WHAT YOU SHOULD DO:
Only the number is wanted: how many lines of these entries contain the word "JSON"?

DATASET RECORDS:
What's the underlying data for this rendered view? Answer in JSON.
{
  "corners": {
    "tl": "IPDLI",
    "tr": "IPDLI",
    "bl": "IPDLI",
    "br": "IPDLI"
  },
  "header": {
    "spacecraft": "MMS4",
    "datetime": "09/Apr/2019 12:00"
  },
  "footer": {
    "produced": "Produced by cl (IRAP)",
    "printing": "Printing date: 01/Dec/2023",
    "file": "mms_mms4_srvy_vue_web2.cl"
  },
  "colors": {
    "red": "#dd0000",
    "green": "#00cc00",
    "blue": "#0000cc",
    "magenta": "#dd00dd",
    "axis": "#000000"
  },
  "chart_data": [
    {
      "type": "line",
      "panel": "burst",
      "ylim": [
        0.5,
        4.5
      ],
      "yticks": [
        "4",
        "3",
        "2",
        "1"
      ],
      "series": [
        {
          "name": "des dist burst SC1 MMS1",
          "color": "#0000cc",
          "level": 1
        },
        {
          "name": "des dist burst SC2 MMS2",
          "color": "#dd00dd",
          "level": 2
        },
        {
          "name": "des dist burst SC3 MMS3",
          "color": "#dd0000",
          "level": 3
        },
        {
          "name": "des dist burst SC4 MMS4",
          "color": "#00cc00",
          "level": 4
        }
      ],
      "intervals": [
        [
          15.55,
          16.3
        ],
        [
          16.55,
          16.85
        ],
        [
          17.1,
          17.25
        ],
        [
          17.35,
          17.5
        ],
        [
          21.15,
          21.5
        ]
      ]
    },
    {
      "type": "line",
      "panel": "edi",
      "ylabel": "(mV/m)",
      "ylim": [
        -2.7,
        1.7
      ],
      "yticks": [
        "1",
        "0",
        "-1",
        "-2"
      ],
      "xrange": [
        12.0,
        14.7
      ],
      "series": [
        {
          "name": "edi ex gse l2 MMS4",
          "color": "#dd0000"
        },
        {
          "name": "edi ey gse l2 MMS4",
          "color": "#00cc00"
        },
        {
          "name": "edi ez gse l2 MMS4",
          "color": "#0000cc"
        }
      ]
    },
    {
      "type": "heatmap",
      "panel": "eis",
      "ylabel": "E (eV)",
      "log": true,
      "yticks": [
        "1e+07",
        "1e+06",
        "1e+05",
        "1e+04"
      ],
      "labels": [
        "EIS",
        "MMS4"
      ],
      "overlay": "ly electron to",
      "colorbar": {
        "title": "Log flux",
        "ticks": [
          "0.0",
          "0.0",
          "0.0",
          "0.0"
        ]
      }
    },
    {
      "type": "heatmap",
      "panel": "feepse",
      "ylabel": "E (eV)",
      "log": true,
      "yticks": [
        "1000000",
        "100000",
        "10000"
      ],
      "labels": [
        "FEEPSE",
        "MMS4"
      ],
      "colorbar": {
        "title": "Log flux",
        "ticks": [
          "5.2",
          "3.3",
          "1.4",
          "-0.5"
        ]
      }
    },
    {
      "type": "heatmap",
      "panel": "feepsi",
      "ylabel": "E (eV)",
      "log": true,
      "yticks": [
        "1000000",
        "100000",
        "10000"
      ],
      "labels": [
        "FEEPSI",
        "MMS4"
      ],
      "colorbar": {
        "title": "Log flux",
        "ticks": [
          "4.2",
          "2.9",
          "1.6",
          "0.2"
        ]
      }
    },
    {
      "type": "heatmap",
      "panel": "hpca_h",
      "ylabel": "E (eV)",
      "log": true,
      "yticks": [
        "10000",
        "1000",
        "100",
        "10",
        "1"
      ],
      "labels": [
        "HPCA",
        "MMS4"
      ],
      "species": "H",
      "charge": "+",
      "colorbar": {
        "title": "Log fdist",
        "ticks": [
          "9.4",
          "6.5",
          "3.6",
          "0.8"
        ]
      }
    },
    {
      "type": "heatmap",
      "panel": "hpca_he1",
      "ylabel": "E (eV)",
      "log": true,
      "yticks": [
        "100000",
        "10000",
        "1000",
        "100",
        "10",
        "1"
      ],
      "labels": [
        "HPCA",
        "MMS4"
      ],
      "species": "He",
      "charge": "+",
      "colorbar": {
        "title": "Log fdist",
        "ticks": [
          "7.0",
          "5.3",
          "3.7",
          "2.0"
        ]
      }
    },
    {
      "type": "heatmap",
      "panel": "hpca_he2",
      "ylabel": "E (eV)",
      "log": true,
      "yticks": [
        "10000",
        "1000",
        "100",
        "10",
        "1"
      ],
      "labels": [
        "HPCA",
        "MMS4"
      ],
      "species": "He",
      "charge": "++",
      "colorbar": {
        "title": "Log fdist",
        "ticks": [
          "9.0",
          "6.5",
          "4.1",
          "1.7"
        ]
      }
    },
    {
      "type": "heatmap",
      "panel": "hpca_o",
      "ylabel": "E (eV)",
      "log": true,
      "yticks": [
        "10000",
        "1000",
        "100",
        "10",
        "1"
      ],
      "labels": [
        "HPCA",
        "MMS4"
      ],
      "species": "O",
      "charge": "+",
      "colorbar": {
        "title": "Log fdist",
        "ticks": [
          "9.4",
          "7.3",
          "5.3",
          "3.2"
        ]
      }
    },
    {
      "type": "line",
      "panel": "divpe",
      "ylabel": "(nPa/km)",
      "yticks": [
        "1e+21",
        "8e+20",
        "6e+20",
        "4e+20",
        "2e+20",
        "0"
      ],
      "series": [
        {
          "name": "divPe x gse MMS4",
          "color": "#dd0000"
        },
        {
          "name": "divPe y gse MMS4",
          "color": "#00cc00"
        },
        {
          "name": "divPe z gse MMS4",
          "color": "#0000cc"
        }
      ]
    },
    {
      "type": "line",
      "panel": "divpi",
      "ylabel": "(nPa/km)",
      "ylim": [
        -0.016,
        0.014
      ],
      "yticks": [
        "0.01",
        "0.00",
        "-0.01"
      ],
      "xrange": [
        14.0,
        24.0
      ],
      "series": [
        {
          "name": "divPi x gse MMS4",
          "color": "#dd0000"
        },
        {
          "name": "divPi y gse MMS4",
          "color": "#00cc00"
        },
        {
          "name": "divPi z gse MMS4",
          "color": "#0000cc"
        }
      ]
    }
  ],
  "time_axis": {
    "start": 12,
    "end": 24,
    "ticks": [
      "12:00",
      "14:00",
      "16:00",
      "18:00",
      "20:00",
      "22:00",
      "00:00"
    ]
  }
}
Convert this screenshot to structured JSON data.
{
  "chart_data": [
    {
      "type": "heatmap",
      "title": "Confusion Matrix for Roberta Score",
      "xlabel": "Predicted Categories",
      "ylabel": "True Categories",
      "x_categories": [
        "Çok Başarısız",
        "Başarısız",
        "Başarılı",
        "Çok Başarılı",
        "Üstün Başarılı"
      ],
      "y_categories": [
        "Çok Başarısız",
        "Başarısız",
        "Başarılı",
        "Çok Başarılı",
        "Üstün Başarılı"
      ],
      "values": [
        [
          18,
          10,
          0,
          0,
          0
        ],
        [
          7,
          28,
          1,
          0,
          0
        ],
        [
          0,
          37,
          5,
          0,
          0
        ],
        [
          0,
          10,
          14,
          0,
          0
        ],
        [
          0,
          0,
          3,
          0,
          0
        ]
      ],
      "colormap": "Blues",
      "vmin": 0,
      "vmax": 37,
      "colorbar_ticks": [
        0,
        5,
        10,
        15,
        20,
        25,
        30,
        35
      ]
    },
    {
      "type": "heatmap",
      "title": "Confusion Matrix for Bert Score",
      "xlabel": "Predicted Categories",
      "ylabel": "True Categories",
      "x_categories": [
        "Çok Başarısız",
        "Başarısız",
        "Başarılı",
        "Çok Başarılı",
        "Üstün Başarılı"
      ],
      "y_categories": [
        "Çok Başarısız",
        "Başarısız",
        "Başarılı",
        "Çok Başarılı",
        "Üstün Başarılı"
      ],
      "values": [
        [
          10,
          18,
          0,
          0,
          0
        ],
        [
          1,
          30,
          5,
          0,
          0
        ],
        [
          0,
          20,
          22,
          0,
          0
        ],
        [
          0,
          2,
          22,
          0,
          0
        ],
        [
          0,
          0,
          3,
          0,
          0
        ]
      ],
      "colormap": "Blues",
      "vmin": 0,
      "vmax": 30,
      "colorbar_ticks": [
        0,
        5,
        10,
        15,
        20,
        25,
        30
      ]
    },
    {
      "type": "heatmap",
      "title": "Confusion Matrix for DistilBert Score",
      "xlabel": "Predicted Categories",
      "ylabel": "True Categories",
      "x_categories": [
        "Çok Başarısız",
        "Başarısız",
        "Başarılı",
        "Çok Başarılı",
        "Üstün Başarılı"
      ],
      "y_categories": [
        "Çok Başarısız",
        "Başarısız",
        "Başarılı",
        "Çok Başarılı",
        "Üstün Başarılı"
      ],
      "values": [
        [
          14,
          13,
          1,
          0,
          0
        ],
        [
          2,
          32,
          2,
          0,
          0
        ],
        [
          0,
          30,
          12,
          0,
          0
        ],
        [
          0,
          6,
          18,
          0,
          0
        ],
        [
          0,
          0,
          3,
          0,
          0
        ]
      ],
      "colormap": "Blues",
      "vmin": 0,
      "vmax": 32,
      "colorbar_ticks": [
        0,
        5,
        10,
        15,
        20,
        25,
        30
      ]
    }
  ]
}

EXERCISE RESULT:
2